The problem: Look through the entries below and count the lines with the word "تجاری" in them; give only the number.

>> START

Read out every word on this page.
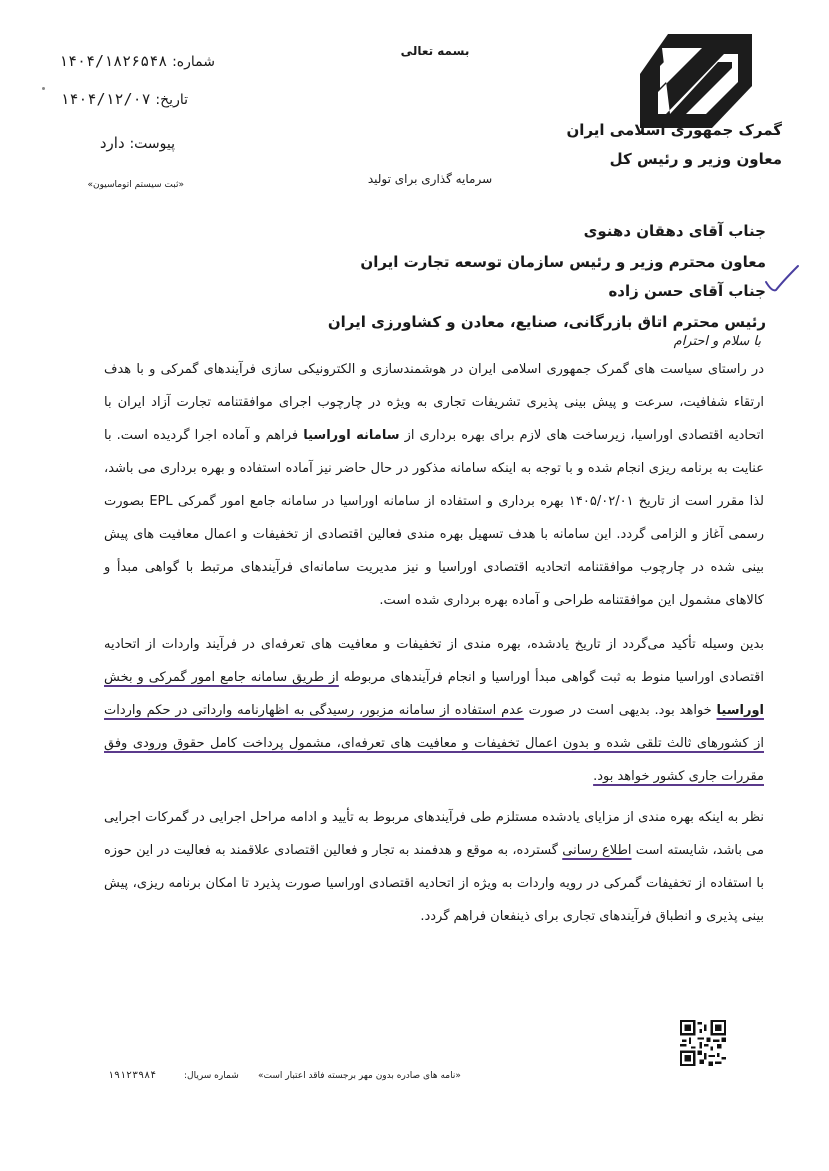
گمرک جمهوری اسلامی ایران
معاون وزیر و رئیس کل
بسمه تعالی
سرمایه گذاری برای تولید
شماره: ۱۴۰۴/۱۸۲۶۵۴۸
تاریخ: ۱۴۰۴/۱۲/۰۷
پیوست: دارد
«ثبت سیستم اتوماسیون»
جناب آقای دهقان دهنوی
معاون محترم وزیر و رئیس سازمان توسعه تجارت ایران
جناب آقای حسن زاده
رئیس محترم اتاق بازرگانی، صنایع، معادن و کشاورزی ایران
با سلام و احترام
در راستای سیاست های گمرک جمهوری اسلامی ایران در هوشمندسازی و الکترونیکی سازی فرآیندهای گمرکی و با هدف ارتقاء شفافیت، سرعت و پیش بینی پذیری تشریفات تجاری به ویژه در چارچوب اجرای موافقتنامه تجارت آزاد ایران با اتحادیه اقتصادی اوراسیا، زیرساخت های لازم برای بهره برداری از سامانه اوراسیا فراهم و آماده اجرا گردیده است. با عنایت به برنامه ریزی انجام شده و با توجه به اینکه سامانه مذکور در حال حاضر نیز آماده استفاده و بهره برداری می باشد، لذا مقرر است از تاریخ ۱۴۰۵/۰۲/۰۱ بهره برداری و استفاده از سامانه اوراسیا در سامانه جامع امور گمرکی EPL بصورت رسمی آغاز و الزامی گردد. این سامانه با هدف تسهیل بهره مندی فعالین اقتصادی از تخفیفات و اعمال معافیت های پیش بینی شده در چارچوب موافقتنامه اتحادیه اقتصادی اوراسیا و نیز مدیریت سامانه‌ای فرآیندهای مرتبط با گواهی مبدأ و کالاهای مشمول این موافقتنامه طراحی و آماده بهره برداری شده است.
بدین وسیله تأکید می‌گردد از تاریخ یادشده، بهره مندی از تخفیفات و معافیت های تعرفه‌ای در فرآیند واردات از اتحادیه اقتصادی اوراسیا منوط به ثبت گواهی مبدأ اوراسیا و انجام فرآیندهای مربوطه از طریق سامانه جامع امور گمرکی و بخش اوراسیا خواهد بود. بدیهی است در صورت عدم استفاده از سامانه مزبور، رسیدگی به اظهارنامه وارداتی در حکم واردات از کشورهای ثالث تلقی شده و بدون اعمال تخفیفات و معافیت های تعرفه‌ای، مشمول پرداخت کامل حقوق ورودی وفق مقررات جاری کشور خواهد بود.
نظر به اینکه بهره مندی از مزایای یادشده مستلزم طی فرآیندهای مربوط به تأیید و ادامه مراحل اجرایی در گمرکات اجرایی می باشد، شایسته است اطلاع رسانی گسترده، به موقع و هدفمند به تجار و فعالین اقتصادی علاقمند به فعالیت در این حوزه با استفاده از تخفیفات گمرکی در رویه واردات به ویژه از اتحادیه اقتصادی اوراسیا صورت پذیرد تا امکان برنامه ریزی، پیش بینی پذیری و انطباق فرآیندهای تجاری برای ذینفعان فراهم گردد.
«نامه های صادره بدون مهر برجسته فاقد اعتبار است»
شماره سریال:
۱۹۱۲۳۹۸۴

>> END

Solution: 2